>> begin Information provided
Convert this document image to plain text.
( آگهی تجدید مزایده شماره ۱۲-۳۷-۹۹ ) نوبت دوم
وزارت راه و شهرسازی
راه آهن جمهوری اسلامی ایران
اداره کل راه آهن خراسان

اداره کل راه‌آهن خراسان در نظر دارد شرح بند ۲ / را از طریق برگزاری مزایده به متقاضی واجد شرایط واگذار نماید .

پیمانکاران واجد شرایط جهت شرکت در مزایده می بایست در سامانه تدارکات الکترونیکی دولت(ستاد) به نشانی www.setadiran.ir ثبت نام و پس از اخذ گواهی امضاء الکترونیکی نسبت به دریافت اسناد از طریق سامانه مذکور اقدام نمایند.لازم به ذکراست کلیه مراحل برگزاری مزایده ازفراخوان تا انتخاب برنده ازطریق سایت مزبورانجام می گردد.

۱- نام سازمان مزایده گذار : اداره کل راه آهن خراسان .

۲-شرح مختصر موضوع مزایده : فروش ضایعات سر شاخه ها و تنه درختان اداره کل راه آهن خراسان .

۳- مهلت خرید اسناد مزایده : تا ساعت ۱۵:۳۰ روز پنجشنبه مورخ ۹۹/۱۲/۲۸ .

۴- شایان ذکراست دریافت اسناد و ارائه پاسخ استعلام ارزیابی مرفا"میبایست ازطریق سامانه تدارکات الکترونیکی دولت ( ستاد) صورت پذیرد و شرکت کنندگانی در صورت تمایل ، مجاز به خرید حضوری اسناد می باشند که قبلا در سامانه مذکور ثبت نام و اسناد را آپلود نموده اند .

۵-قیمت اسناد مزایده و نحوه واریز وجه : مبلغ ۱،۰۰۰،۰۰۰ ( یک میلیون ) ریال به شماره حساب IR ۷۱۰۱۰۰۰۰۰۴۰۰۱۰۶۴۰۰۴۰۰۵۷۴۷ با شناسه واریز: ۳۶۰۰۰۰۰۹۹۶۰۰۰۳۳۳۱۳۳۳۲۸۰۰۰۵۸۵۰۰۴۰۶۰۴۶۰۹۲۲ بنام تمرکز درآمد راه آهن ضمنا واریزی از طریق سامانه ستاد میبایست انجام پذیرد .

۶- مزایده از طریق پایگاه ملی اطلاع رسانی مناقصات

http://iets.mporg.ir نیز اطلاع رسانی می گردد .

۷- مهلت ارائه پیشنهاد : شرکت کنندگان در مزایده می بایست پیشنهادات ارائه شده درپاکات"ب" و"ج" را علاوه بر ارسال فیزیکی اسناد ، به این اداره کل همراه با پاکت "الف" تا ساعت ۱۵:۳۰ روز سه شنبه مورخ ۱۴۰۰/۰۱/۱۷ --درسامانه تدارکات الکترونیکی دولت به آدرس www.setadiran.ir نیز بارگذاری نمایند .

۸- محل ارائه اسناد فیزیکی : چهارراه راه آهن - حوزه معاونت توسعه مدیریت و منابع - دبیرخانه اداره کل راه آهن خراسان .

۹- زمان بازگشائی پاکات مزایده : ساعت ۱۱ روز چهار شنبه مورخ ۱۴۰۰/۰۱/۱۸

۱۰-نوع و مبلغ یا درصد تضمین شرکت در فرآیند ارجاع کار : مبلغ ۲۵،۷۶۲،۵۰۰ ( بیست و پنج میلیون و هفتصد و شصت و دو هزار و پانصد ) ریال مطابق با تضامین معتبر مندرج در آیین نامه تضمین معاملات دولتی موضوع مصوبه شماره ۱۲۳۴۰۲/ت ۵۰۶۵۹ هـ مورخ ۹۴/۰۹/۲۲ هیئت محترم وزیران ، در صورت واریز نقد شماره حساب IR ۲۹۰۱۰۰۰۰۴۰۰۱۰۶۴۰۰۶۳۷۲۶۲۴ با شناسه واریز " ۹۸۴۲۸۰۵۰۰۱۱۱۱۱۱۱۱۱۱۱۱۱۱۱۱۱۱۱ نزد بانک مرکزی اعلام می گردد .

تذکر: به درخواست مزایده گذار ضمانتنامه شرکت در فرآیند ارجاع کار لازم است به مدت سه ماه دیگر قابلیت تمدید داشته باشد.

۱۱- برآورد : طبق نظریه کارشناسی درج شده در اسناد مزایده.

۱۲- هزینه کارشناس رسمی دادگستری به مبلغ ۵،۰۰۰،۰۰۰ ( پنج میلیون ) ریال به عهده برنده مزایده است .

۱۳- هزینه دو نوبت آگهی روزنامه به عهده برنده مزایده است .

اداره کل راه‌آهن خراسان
>> end Information provided
**Task to carry out:**
Return all the data above once more, precisely as given.

**Output of the task:**
Convert this document image to plain text.
( آگهی تجدید مزایده شماره ۱۲-۳۷-۹۹ ) نوبت دوم
وزارت راه و شهرسازی
راه آهن جمهوری اسلامی ایران
اداره کل راه آهن خراسان

اداره کل راه‌آهن خراسان در نظر دارد شرح بند ۲ / را از طریق برگزاری مزایده به متقاضی واجد شرایط واگذار نماید .

پیمانکاران واجد شرایط جهت شرکت در مزایده می بایست در سامانه تدارکات الکترونیکی دولت(ستاد) به نشانی www.setadiran.ir ثبت نام و پس از اخذ گواهی امضاء الکترونیکی نسبت به دریافت اسناد از طریق سامانه مذکور اقدام نمایند.لازم به ذکراست کلیه مراحل برگزاری مزایده ازفراخوان تا انتخاب برنده ازطریق سایت مزبورانجام می گردد.

۱- نام سازمان مزایده گذار : اداره کل راه آهن خراسان .

۲-شرح مختصر موضوع مزایده : فروش ضایعات سر شاخه ها و تنه درختان اداره کل راه آهن خراسان .

۳- مهلت خرید اسناد مزایده : تا ساعت ۱۵:۳۰ روز پنجشنبه مورخ ۹۹/۱۲/۲۸ .

۴- شایان ذکراست دریافت اسناد و ارائه پاسخ استعلام ارزیابی مرفا"میبایست ازطریق سامانه تدارکات الکترونیکی دولت ( ستاد) صورت پذیرد و شرکت کنندگانی در صورت تمایل ، مجاز به خرید حضوری اسناد می باشند که قبلا در سامانه مذکور ثبت نام و اسناد را آپلود نموده اند .

۵-قیمت اسناد مزایده و نحوه واریز وجه : مبلغ ۱،۰۰۰،۰۰۰ ( یک میلیون ) ریال به شماره حساب IR ۷۱۰۱۰۰۰۰۰۴۰۰۱۰۶۴۰۰۴۰۰۵۷۴۷ با شناسه واریز: ۳۶۰۰۰۰۰۹۹۶۰۰۰۳۳۳۱۳۳۳۲۸۰۰۰۵۸۵۰۰۴۰۶۰۴۶۰۹۲۲ بنام تمرکز درآمد راه آهن ضمنا واریزی از طریق سامانه ستاد میبایست انجام پذیرد .

۶- مزایده از طریق پایگاه ملی اطلاع رسانی مناقصات

http://iets.mporg.ir نیز اطلاع رسانی می گردد .

۷- مهلت ارائه پیشنهاد : شرکت کنندگان در مزایده می بایست پیشنهادات ارائه شده درپاکات"ب" و"ج" را علاوه بر ارسال فیزیکی اسناد ، به این اداره کل همراه با پاکت "الف" تا ساعت ۱۵:۳۰ روز سه شنبه مورخ ۱۴۰۰/۰۱/۱۷ --درسامانه تدارکات الکترونیکی دولت به آدرس www.setadiran.ir نیز بارگذاری نمایند .

۸- محل ارائه اسناد فیزیکی : چهارراه راه آهن - حوزه معاونت توسعه مدیریت و منابع - دبیرخانه اداره کل راه آهن خراسان .

۹- زمان بازگشائی پاکات مزایده : ساعت ۱۱ روز چهار شنبه مورخ ۱۴۰۰/۰۱/۱۸

۱۰-نوع و مبلغ یا درصد تضمین شرکت در فرآیند ارجاع کار : مبلغ ۲۵،۷۶۲،۵۰۰ ( بیست و پنج میلیون و هفتصد و شصت و دو هزار و پانصد ) ریال مطابق با تضامین معتبر مندرج در آیین نامه تضمین معاملات دولتی موضوع مصوبه شماره ۱۲۳۴۰۲/ت ۵۰۶۵۹ هـ مورخ ۹۴/۰۹/۲۲ هیئت محترم وزیران ، در صورت واریز نقد شماره حساب IR ۲۹۰۱۰۰۰۰۴۰۰۱۰۶۴۰۰۶۳۷۲۶۲۴ با شناسه واریز " ۹۸۴۲۸۰۵۰۰۱۱۱۱۱۱۱۱۱۱۱۱۱۱۱۱۱۱۱ نزد بانک مرکزی اعلام می گردد .

تذکر: به درخواست مزایده گذار ضمانتنامه شرکت در فرآیند ارجاع کار لازم است به مدت سه ماه دیگر قابلیت تمدید داشته باشد.

۱۱- برآورد : طبق نظریه کارشناسی درج شده در اسناد مزایده.

۱۲- هزینه کارشناس رسمی دادگستری به مبلغ ۵،۰۰۰،۰۰۰ ( پنج میلیون ) ریال به عهده برنده مزایده است .

۱۳- هزینه دو نوبت آگهی روزنامه به عهده برنده مزایده است .

اداره کل راه‌آهن خراسان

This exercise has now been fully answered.